:: WHAT IS NEEDED ::
Can you transcribe every entry word for word, skipping the images?

+++++

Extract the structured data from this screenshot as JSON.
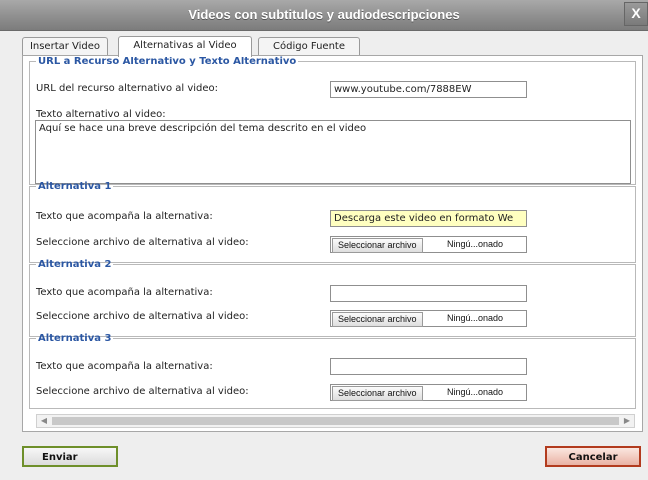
{
  "dialog": {
    "title": "Videos con subtitulos y audiodescripciones",
    "close_label": "X"
  },
  "tabs": [
    {
      "label": "Insertar Video",
      "active": false
    },
    {
      "label": "Alternativas al Video",
      "active": true
    },
    {
      "label": "Código Fuente",
      "active": false
    }
  ],
  "url_section": {
    "legend": "URL a Recurso Alternativo y Texto Alternativo",
    "url_label": "URL del recurso alternativo al video:",
    "url_value": "www.youtube.com/7888EW",
    "alt_text_label": "Texto alternativo al video:",
    "alt_text_value": "Aquí se hace una breve descripción del tema descrito en el video"
  },
  "alternatives": [
    {
      "legend": "Alternativa 1",
      "text_label": "Texto que acompaña la alternativa:",
      "text_value": "Descarga este video en formato We",
      "file_label": "Seleccione archivo de alternativa al video:",
      "file_button": "Seleccionar archivo",
      "file_status": "Ningú...onado"
    },
    {
      "legend": "Alternativa 2",
      "text_label": "Texto que acompaña la alternativa:",
      "text_value": "",
      "file_label": "Seleccione archivo de alternativa al video:",
      "file_button": "Seleccionar archivo",
      "file_status": "Ningú...onado"
    },
    {
      "legend": "Alternativa 3",
      "text_label": "Texto que acompaña la alternativa:",
      "text_value": "",
      "file_label": "Seleccione archivo de alternativa al video:",
      "file_button": "Seleccionar archivo",
      "file_status": "Ningú...onado"
    }
  ],
  "footer": {
    "submit_label": "Enviar",
    "cancel_label": "Cancelar"
  },
  "colors": {
    "legend_text": "#2b57a3",
    "highlight_field": "#ffffc0",
    "submit_border": "#6e8f2a",
    "cancel_border": "#b23b1e",
    "titlebar": "#8f8f8f"
  }
}
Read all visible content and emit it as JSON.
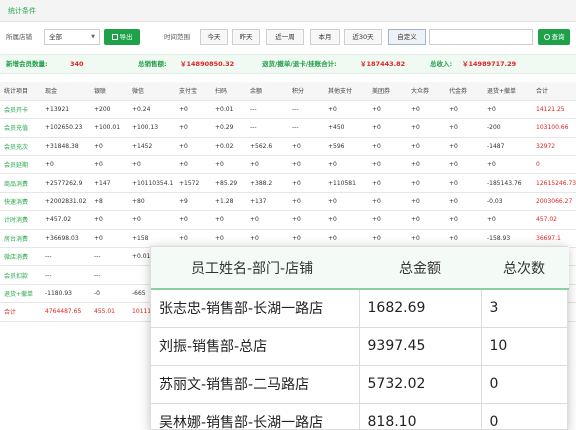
{
  "section_title": "统计条件",
  "filters": {
    "store_label": "所属店铺",
    "store_value": "全部",
    "export_label": "导出",
    "range_label": "时间范围",
    "time_buttons": [
      "今天",
      "昨天",
      "近一周",
      "本月",
      "近30天",
      "自定义"
    ],
    "active_button": "自定义",
    "query_label": "查询"
  },
  "summary": {
    "new_members_label": "新增会员数量:",
    "new_members_value": "340",
    "total_sales_label": "总销售额:",
    "total_sales_value": "￥14890850.32",
    "refund_label": "退货/撤单/退卡/挂账合计:",
    "refund_value": "￥187443.82",
    "total_income_label": "总收入:",
    "total_income_value": "￥14989717.29"
  },
  "table": {
    "headers": [
      "统计项目",
      "现金",
      "银联",
      "微信",
      "支付宝",
      "扫码",
      "余额",
      "积分",
      "其他支付",
      "美团券",
      "大众券",
      "代金券",
      "退货+撤单",
      "合计"
    ],
    "rows": [
      [
        "会员开卡",
        "+13921",
        "+200",
        "+0.24",
        "+0",
        "+0.01",
        "---",
        "---",
        "+0",
        "+0",
        "+0",
        "+0",
        "+0",
        "14121.25"
      ],
      [
        "会员充值",
        "+102650.23",
        "+100.01",
        "+100.13",
        "+0",
        "+0.29",
        "---",
        "---",
        "+450",
        "+0",
        "+0",
        "+0",
        "-200",
        "103100.66"
      ],
      [
        "会员充次",
        "+31848.38",
        "+0",
        "+1452",
        "+0",
        "+0.02",
        "+562.6",
        "+0",
        "+596",
        "+0",
        "+0",
        "+0",
        "-1487",
        "32972"
      ],
      [
        "会员延期",
        "+0",
        "+0",
        "+0",
        "+0",
        "+0",
        "+0",
        "+0",
        "+0",
        "+0",
        "+0",
        "+0",
        "+0",
        "0"
      ],
      [
        "商品消费",
        "+2577262.9",
        "+147",
        "+10110354.1",
        "+1572",
        "+85.29",
        "+388.2",
        "+0",
        "+110581",
        "+0",
        "+0",
        "+0",
        "-185143.76",
        "12615246.73"
      ],
      [
        "快速消费",
        "+2002831.02",
        "+8",
        "+80",
        "+9",
        "+1.28",
        "+137",
        "+0",
        "+0",
        "+0",
        "+0",
        "+0",
        "-0.03",
        "2003066.27"
      ],
      [
        "计时消费",
        "+457.02",
        "+0",
        "+0",
        "+0",
        "+0",
        "+0",
        "+0",
        "+0",
        "+0",
        "+0",
        "+0",
        "+0",
        "457.02"
      ],
      [
        "房台消费",
        "+36698.03",
        "+0",
        "+158",
        "+0",
        "+0",
        "+0",
        "+0",
        "+0",
        "+0",
        "+0",
        "+0",
        "-158.93",
        "36697.1"
      ],
      [
        "微店消费",
        "---",
        "---",
        "+0.01",
        "",
        "",
        "",
        "",
        "",
        "",
        "",
        "",
        "",
        ""
      ],
      [
        "会员扣款",
        "---",
        "---",
        "",
        "",
        "",
        "",
        "",
        "",
        "",
        "",
        "",
        "",
        ""
      ],
      [
        "退货+撤单",
        "-1180.93",
        "-0",
        "-665",
        "",
        "",
        "",
        "",
        "",
        "",
        "",
        "",
        "",
        ""
      ],
      [
        "合计",
        "4764487.65",
        "455.01",
        "10111",
        "",
        "",
        "",
        "",
        "",
        "",
        "",
        "",
        "",
        ""
      ]
    ]
  },
  "popup": {
    "headers": [
      "员工姓名-部门-店铺",
      "总金额",
      "总次数"
    ],
    "rows": [
      [
        "张志忠-销售部-长湖一路店",
        "1682.69",
        "3"
      ],
      [
        "刘振-销售部-总店",
        "9397.45",
        "10"
      ],
      [
        "苏丽文-销售部-二马路店",
        "5732.02",
        "0"
      ],
      [
        "吴林娜-销售部-长湖一路店",
        "818.10",
        "0"
      ]
    ]
  }
}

+++++

:: THE RESPONSE ::
Extract the structured data from this screenshot as JSON.
{
  "dialog": {
    "title": "Videos con subtitulos y audiodescripciones",
    "close_label": "X"
  },
  "tabs": [
    {
      "label": "Insertar Video",
      "active": false
    },
    {
      "label": "Alternativas al Video",
      "active": true
    },
    {
      "label": "Código Fuente",
      "active": false
    }
  ],
  "url_section": {
    "legend": "URL a Recurso Alternativo y Texto Alternativo",
    "url_label": "URL del recurso alternativo al video:",
    "url_value": "www.youtube.com/7888EW",
    "alt_text_label": "Texto alternativo al video:",
    "alt_text_value": "Aquí se hace una breve descripción del tema descrito en el video"
  },
  "alternatives": [
    {
      "legend": "Alternativa 1",
      "text_label": "Texto que acompaña la alternativa:",
      "text_value": "Descarga este video en formato We",
      "file_label": "Seleccione archivo de alternativa al video:",
      "file_button": "Seleccionar archivo",
      "file_status": "Ningú...onado"
    },
    {
      "legend": "Alternativa 2",
      "text_label": "Texto que acompaña la alternativa:",
      "text_value": "",
      "file_label": "Seleccione archivo de alternativa al video:",
      "file_button": "Seleccionar archivo",
      "file_status": "Ningú...onado"
    },
    {
      "legend": "Alternativa 3",
      "text_label": "Texto que acompaña la alternativa:",
      "text_value": "",
      "file_label": "Seleccione archivo de alternativa al video:",
      "file_button": "Seleccionar archivo",
      "file_status": "Ningú...onado"
    }
  ],
  "footer": {
    "submit_label": "Enviar",
    "cancel_label": "Cancelar"
  },
  "colors": {
    "legend_text": "#2b57a3",
    "highlight_field": "#ffffc0",
    "submit_border": "#6e8f2a",
    "cancel_border": "#b23b1e",
    "titlebar": "#8f8f8f"
  }
}
Read all visible content and emit it as JSON.
{
  "section_title": "统计条件",
  "filters": {
    "store_label": "所属店铺",
    "store_value": "全部",
    "export_label": "导出",
    "range_label": "时间范围",
    "time_buttons": [
      "今天",
      "昨天",
      "近一周",
      "本月",
      "近30天",
      "自定义"
    ],
    "active_button": "自定义",
    "query_label": "查询"
  },
  "summary": {
    "new_members_label": "新增会员数量:",
    "new_members_value": "340",
    "total_sales_label": "总销售额:",
    "total_sales_value": "￥14890850.32",
    "refund_label": "退货/撤单/退卡/挂账合计:",
    "refund_value": "￥187443.82",
    "total_income_label": "总收入:",
    "total_income_value": "￥14989717.29"
  },
  "table": {
    "headers": [
      "统计项目",
      "现金",
      "银联",
      "微信",
      "支付宝",
      "扫码",
      "余额",
      "积分",
      "其他支付",
      "美团券",
      "大众券",
      "代金券",
      "退货+撤单",
      "合计"
    ],
    "rows": [
      [
        "会员开卡",
        "+13921",
        "+200",
        "+0.24",
        "+0",
        "+0.01",
        "---",
        "---",
        "+0",
        "+0",
        "+0",
        "+0",
        "+0",
        "14121.25"
      ],
      [
        "会员充值",
        "+102650.23",
        "+100.01",
        "+100.13",
        "+0",
        "+0.29",
        "---",
        "---",
        "+450",
        "+0",
        "+0",
        "+0",
        "-200",
        "103100.66"
      ],
      [
        "会员充次",
        "+31848.38",
        "+0",
        "+1452",
        "+0",
        "+0.02",
        "+562.6",
        "+0",
        "+596",
        "+0",
        "+0",
        "+0",
        "-1487",
        "32972"
      ],
      [
        "会员延期",
        "+0",
        "+0",
        "+0",
        "+0",
        "+0",
        "+0",
        "+0",
        "+0",
        "+0",
        "+0",
        "+0",
        "+0",
        "0"
      ],
      [
        "商品消费",
        "+2577262.9",
        "+147",
        "+10110354.1",
        "+1572",
        "+85.29",
        "+388.2",
        "+0",
        "+110581",
        "+0",
        "+0",
        "+0",
        "-185143.76",
        "12615246.73"
      ],
      [
        "快速消费",
        "+2002831.02",
        "+8",
        "+80",
        "+9",
        "+1.28",
        "+137",
        "+0",
        "+0",
        "+0",
        "+0",
        "+0",
        "-0.03",
        "2003066.27"
      ],
      [
        "计时消费",
        "+457.02",
        "+0",
        "+0",
        "+0",
        "+0",
        "+0",
        "+0",
        "+0",
        "+0",
        "+0",
        "+0",
        "+0",
        "457.02"
      ],
      [
        "房台消费",
        "+36698.03",
        "+0",
        "+158",
        "+0",
        "+0",
        "+0",
        "+0",
        "+0",
        "+0",
        "+0",
        "+0",
        "-158.93",
        "36697.1"
      ],
      [
        "微店消费",
        "---",
        "---",
        "+0.01",
        "",
        "",
        "",
        "",
        "",
        "",
        "",
        "",
        "",
        ""
      ],
      [
        "会员扣款",
        "---",
        "---",
        "",
        "",
        "",
        "",
        "",
        "",
        "",
        "",
        "",
        "",
        ""
      ],
      [
        "退货+撤单",
        "-1180.93",
        "-0",
        "-665",
        "",
        "",
        "",
        "",
        "",
        "",
        "",
        "",
        "",
        ""
      ],
      [
        "合计",
        "4764487.65",
        "455.01",
        "10111",
        "",
        "",
        "",
        "",
        "",
        "",
        "",
        "",
        "",
        ""
      ]
    ]
  },
  "popup": {
    "headers": [
      "员工姓名-部门-店铺",
      "总金额",
      "总次数"
    ],
    "rows": [
      [
        "张志忠-销售部-长湖一路店",
        "1682.69",
        "3"
      ],
      [
        "刘振-销售部-总店",
        "9397.45",
        "10"
      ],
      [
        "苏丽文-销售部-二马路店",
        "5732.02",
        "0"
      ],
      [
        "吴林娜-销售部-长湖一路店",
        "818.10",
        "0"
      ]
    ]
  }
}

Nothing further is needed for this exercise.